- [EXERCISE REQUIREMENTS]
Present the data once more in exactly its original form.
── PROVIDED RECORDS ──
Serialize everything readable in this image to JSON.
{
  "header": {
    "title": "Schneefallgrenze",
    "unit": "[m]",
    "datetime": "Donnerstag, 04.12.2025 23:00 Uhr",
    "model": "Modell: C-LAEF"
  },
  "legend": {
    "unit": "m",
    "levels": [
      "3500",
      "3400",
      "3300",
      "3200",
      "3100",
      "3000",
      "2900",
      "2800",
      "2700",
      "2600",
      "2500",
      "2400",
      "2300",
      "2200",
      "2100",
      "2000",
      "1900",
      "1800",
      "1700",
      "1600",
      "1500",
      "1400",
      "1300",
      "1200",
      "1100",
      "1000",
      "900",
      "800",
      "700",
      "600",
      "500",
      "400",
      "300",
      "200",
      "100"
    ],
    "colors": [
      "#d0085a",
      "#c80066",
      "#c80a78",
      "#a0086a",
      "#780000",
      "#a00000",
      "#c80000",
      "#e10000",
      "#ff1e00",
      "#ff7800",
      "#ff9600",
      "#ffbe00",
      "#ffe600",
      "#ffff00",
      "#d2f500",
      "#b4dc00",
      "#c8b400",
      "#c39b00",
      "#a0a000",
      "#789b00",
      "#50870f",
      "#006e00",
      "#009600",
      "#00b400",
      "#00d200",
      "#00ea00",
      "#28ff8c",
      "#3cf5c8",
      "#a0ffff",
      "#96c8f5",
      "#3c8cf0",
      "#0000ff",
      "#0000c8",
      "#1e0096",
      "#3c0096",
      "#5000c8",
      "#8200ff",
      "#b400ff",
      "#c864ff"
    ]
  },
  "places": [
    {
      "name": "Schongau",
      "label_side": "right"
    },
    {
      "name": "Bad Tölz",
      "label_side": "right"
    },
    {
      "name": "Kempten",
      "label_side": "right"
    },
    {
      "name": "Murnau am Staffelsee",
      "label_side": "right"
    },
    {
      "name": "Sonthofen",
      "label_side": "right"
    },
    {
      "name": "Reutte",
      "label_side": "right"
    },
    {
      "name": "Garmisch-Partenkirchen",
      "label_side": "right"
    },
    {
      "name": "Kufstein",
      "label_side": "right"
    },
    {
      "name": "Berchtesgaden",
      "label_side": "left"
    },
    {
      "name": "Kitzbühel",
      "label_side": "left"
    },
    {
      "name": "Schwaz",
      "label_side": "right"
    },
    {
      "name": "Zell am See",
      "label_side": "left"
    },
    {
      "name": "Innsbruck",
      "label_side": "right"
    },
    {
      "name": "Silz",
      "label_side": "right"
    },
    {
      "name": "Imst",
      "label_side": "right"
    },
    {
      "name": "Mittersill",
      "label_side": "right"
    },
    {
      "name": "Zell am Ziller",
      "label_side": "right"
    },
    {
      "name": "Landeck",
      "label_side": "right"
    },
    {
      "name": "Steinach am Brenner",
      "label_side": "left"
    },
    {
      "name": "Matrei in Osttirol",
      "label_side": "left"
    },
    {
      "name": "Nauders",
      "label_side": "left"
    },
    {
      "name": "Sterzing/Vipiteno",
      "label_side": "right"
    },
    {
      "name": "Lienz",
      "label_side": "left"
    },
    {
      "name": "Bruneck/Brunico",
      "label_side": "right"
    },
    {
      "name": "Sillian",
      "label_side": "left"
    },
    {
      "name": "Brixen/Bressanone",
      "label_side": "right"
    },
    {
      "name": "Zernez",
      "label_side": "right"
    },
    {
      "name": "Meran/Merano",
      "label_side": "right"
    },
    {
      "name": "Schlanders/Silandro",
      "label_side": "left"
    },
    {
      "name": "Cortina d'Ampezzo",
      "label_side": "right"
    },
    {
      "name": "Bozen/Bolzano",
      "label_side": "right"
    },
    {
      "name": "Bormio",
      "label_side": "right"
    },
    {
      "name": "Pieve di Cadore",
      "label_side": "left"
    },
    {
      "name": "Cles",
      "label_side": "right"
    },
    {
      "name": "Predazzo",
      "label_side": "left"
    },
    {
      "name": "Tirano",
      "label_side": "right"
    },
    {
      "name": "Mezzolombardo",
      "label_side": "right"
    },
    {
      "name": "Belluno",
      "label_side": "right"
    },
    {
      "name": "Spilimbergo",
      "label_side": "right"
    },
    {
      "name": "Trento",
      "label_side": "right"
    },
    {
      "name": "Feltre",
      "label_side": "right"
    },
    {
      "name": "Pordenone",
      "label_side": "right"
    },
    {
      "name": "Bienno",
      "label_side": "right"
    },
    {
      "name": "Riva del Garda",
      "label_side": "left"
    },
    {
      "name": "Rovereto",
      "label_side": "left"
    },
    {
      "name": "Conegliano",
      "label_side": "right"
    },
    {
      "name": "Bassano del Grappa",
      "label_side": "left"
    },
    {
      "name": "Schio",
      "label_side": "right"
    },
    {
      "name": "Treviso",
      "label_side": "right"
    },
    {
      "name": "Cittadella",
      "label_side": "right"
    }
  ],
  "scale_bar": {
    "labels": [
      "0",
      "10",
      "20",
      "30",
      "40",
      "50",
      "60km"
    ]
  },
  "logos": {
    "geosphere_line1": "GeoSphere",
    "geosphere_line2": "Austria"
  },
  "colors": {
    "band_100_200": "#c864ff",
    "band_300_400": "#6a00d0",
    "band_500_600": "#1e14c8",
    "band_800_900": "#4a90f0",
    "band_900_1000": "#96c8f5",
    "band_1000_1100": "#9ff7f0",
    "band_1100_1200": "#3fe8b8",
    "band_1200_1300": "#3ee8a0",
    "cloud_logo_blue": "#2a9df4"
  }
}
───
- [EXERCISE ANSWER]
Serialize everything readable in this image to JSON.
{
  "header": {
    "title": "Schneefallgrenze",
    "unit": "[m]",
    "datetime": "Donnerstag, 04.12.2025 23:00 Uhr",
    "model": "Modell: C-LAEF"
  },
  "legend": {
    "unit": "m",
    "levels": [
      "3500",
      "3400",
      "3300",
      "3200",
      "3100",
      "3000",
      "2900",
      "2800",
      "2700",
      "2600",
      "2500",
      "2400",
      "2300",
      "2200",
      "2100",
      "2000",
      "1900",
      "1800",
      "1700",
      "1600",
      "1500",
      "1400",
      "1300",
      "1200",
      "1100",
      "1000",
      "900",
      "800",
      "700",
      "600",
      "500",
      "400",
      "300",
      "200",
      "100"
    ],
    "colors": [
      "#d0085a",
      "#c80066",
      "#c80a78",
      "#a0086a",
      "#780000",
      "#a00000",
      "#c80000",
      "#e10000",
      "#ff1e00",
      "#ff7800",
      "#ff9600",
      "#ffbe00",
      "#ffe600",
      "#ffff00",
      "#d2f500",
      "#b4dc00",
      "#c8b400",
      "#c39b00",
      "#a0a000",
      "#789b00",
      "#50870f",
      "#006e00",
      "#009600",
      "#00b400",
      "#00d200",
      "#00ea00",
      "#28ff8c",
      "#3cf5c8",
      "#a0ffff",
      "#96c8f5",
      "#3c8cf0",
      "#0000ff",
      "#0000c8",
      "#1e0096",
      "#3c0096",
      "#5000c8",
      "#8200ff",
      "#b400ff",
      "#c864ff"
    ]
  },
  "places": [
    {
      "name": "Schongau",
      "label_side": "right"
    },
    {
      "name": "Bad Tölz",
      "label_side": "right"
    },
    {
      "name": "Kempten",
      "label_side": "right"
    },
    {
      "name": "Murnau am Staffelsee",
      "label_side": "right"
    },
    {
      "name": "Sonthofen",
      "label_side": "right"
    },
    {
      "name": "Reutte",
      "label_side": "right"
    },
    {
      "name": "Garmisch-Partenkirchen",
      "label_side": "right"
    },
    {
      "name": "Kufstein",
      "label_side": "right"
    },
    {
      "name": "Berchtesgaden",
      "label_side": "left"
    },
    {
      "name": "Kitzbühel",
      "label_side": "left"
    },
    {
      "name": "Schwaz",
      "label_side": "right"
    },
    {
      "name": "Zell am See",
      "label_side": "left"
    },
    {
      "name": "Innsbruck",
      "label_side": "right"
    },
    {
      "name": "Silz",
      "label_side": "right"
    },
    {
      "name": "Imst",
      "label_side": "right"
    },
    {
      "name": "Mittersill",
      "label_side": "right"
    },
    {
      "name": "Zell am Ziller",
      "label_side": "right"
    },
    {
      "name": "Landeck",
      "label_side": "right"
    },
    {
      "name": "Steinach am Brenner",
      "label_side": "left"
    },
    {
      "name": "Matrei in Osttirol",
      "label_side": "left"
    },
    {
      "name": "Nauders",
      "label_side": "left"
    },
    {
      "name": "Sterzing/Vipiteno",
      "label_side": "right"
    },
    {
      "name": "Lienz",
      "label_side": "left"
    },
    {
      "name": "Bruneck/Brunico",
      "label_side": "right"
    },
    {
      "name": "Sillian",
      "label_side": "left"
    },
    {
      "name": "Brixen/Bressanone",
      "label_side": "right"
    },
    {
      "name": "Zernez",
      "label_side": "right"
    },
    {
      "name": "Meran/Merano",
      "label_side": "right"
    },
    {
      "name": "Schlanders/Silandro",
      "label_side": "left"
    },
    {
      "name": "Cortina d'Ampezzo",
      "label_side": "right"
    },
    {
      "name": "Bozen/Bolzano",
      "label_side": "right"
    },
    {
      "name": "Bormio",
      "label_side": "right"
    },
    {
      "name": "Pieve di Cadore",
      "label_side": "left"
    },
    {
      "name": "Cles",
      "label_side": "right"
    },
    {
      "name": "Predazzo",
      "label_side": "left"
    },
    {
      "name": "Tirano",
      "label_side": "right"
    },
    {
      "name": "Mezzolombardo",
      "label_side": "right"
    },
    {
      "name": "Belluno",
      "label_side": "right"
    },
    {
      "name": "Spilimbergo",
      "label_side": "right"
    },
    {
      "name": "Trento",
      "label_side": "right"
    },
    {
      "name": "Feltre",
      "label_side": "right"
    },
    {
      "name": "Pordenone",
      "label_side": "right"
    },
    {
      "name": "Bienno",
      "label_side": "right"
    },
    {
      "name": "Riva del Garda",
      "label_side": "left"
    },
    {
      "name": "Rovereto",
      "label_side": "left"
    },
    {
      "name": "Conegliano",
      "label_side": "right"
    },
    {
      "name": "Bassano del Grappa",
      "label_side": "left"
    },
    {
      "name": "Schio",
      "label_side": "right"
    },
    {
      "name": "Treviso",
      "label_side": "right"
    },
    {
      "name": "Cittadella",
      "label_side": "right"
    }
  ],
  "scale_bar": {
    "labels": [
      "0",
      "10",
      "20",
      "30",
      "40",
      "50",
      "60km"
    ]
  },
  "logos": {
    "geosphere_line1": "GeoSphere",
    "geosphere_line2": "Austria"
  },
  "colors": {
    "band_100_200": "#c864ff",
    "band_300_400": "#6a00d0",
    "band_500_600": "#1e14c8",
    "band_800_900": "#4a90f0",
    "band_900_1000": "#96c8f5",
    "band_1000_1100": "#9ff7f0",
    "band_1100_1200": "#3fe8b8",
    "band_1200_1300": "#3ee8a0",
    "cloud_logo_blue": "#2a9df4"
  }
}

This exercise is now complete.